» **INPUT ROWS**
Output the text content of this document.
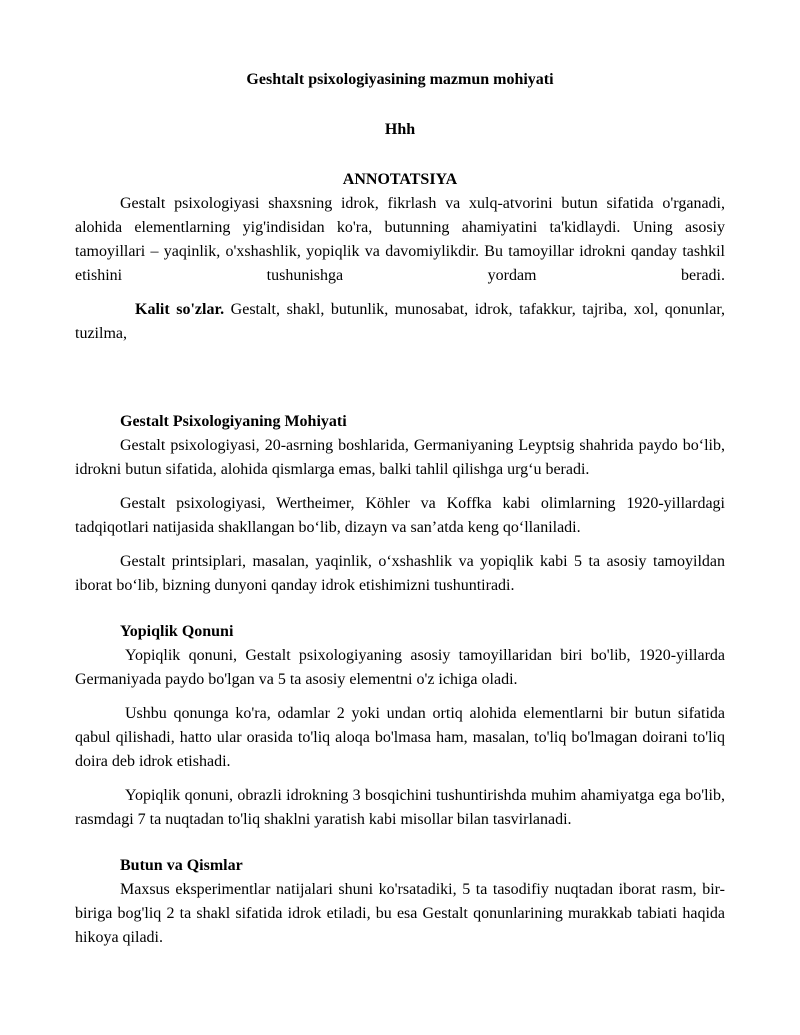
Geshtalt psixologiyasining mazmun mohiyati
Hhh
ANNOTATSIYA

Gestalt psixologiyasi shaxsning idrok, fikrlash va xulq-atvorini butun sifatida o'rganadi, alohida elementlarning yig'indisidan ko'ra, butunning ahamiyatini ta'kidlaydi. Uning asosiy tamoyillari – yaqinlik, o'xshashlik, yopiqlik va davomiylikdir. Bu tamoyillar idrokni qanday tashkil etishini tushunishga yordam beradi.

Kalit so'zlar. Gestalt, shakl, butunlik, munosabat, idrok, tafakkur, tajriba, xol, qonunlar, tuzilma,

Gestalt Psixologiyaning Mohiyati

Gestalt psixologiyasi, 20-asrning boshlarida, Germaniyaning Leyptsig shahrida paydo bo‘lib, idrokni butun sifatida, alohida qismlarga emas, balki tahlil qilishga urg‘u beradi.

Gestalt psixologiyasi, Wertheimer, Köhler va Koffka kabi olimlarning 1920-yillardagi tadqiqotlari natijasida shakllangan bo‘lib, dizayn va san’atda keng qo‘llaniladi.

Gestalt printsiplari, masalan, yaqinlik, o‘xshashlik va yopiqlik kabi 5 ta asosiy tamoyildan iborat bo‘lib, bizning dunyoni qanday idrok etishimizni tushuntiradi.

Yopiqlik Qonuni

Yopiqlik qonuni, Gestalt psixologiyaning asosiy tamoyillaridan biri bo'lib, 1920-yillarda Germaniyada paydo bo'lgan va 5 ta asosiy elementni o'z ichiga oladi.

Ushbu qonunga ko'ra, odamlar 2 yoki undan ortiq alohida elementlarni bir butun sifatida qabul qilishadi, hatto ular orasida to'liq aloqa bo'lmasa ham, masalan, to'liq bo'lmagan doirani to'liq doira deb idrok etishadi.

Yopiqlik qonuni, obrazli idrokning 3 bosqichini tushuntirishda muhim ahamiyatga ega bo'lib, rasmdagi 7 ta nuqtadan to'liq shaklni yaratish kabi misollar bilan tasvirlanadi.

Butun va Qismlar

Maxsus eksperimentlar natijalari shuni ko'rsatadiki, 5 ta tasodifiy nuqtadan iborat rasm, bir-biriga bog'liq 2 ta shakl sifatida idrok etiladi, bu esa Gestalt qonunlarining murakkab tabiati haqida hikoya qiladi.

» **TO BE DONE**
Transcribe every entry word for word, but skip the pictures.

» **EXPECTED ANSWER**
Output the text content of this document.
Geshtalt psixologiyasining mazmun mohiyati
Hhh
ANNOTATSIYA

Gestalt psixologiyasi shaxsning idrok, fikrlash va xulq-atvorini butun sifatida o'rganadi, alohida elementlarning yig'indisidan ko'ra, butunning ahamiyatini ta'kidlaydi. Uning asosiy tamoyillari – yaqinlik, o'xshashlik, yopiqlik va davomiylikdir. Bu tamoyillar idrokni qanday tashkil etishini tushunishga yordam beradi.

Kalit so'zlar. Gestalt, shakl, butunlik, munosabat, idrok, tafakkur, tajriba, xol, qonunlar, tuzilma,

Gestalt Psixologiyaning Mohiyati

Gestalt psixologiyasi, 20-asrning boshlarida, Germaniyaning Leyptsig shahrida paydo bo‘lib, idrokni butun sifatida, alohida qismlarga emas, balki tahlil qilishga urg‘u beradi.

Gestalt psixologiyasi, Wertheimer, Köhler va Koffka kabi olimlarning 1920-yillardagi tadqiqotlari natijasida shakllangan bo‘lib, dizayn va san’atda keng qo‘llaniladi.

Gestalt printsiplari, masalan, yaqinlik, o‘xshashlik va yopiqlik kabi 5 ta asosiy tamoyildan iborat bo‘lib, bizning dunyoni qanday idrok etishimizni tushuntiradi.

Yopiqlik Qonuni

Yopiqlik qonuni, Gestalt psixologiyaning asosiy tamoyillaridan biri bo'lib, 1920-yillarda Germaniyada paydo bo'lgan va 5 ta asosiy elementni o'z ichiga oladi.

Ushbu qonunga ko'ra, odamlar 2 yoki undan ortiq alohida elementlarni bir butun sifatida qabul qilishadi, hatto ular orasida to'liq aloqa bo'lmasa ham, masalan, to'liq bo'lmagan doirani to'liq doira deb idrok etishadi.

Yopiqlik qonuni, obrazli idrokning 3 bosqichini tushuntirishda muhim ahamiyatga ega bo'lib, rasmdagi 7 ta nuqtadan to'liq shaklni yaratish kabi misollar bilan tasvirlanadi.

Butun va Qismlar

Maxsus eksperimentlar natijalari shuni ko'rsatadiki, 5 ta tasodifiy nuqtadan iborat rasm, bir-biriga bog'liq 2 ta shakl sifatida idrok etiladi, bu esa Gestalt qonunlarining murakkab tabiati haqida hikoya qiladi.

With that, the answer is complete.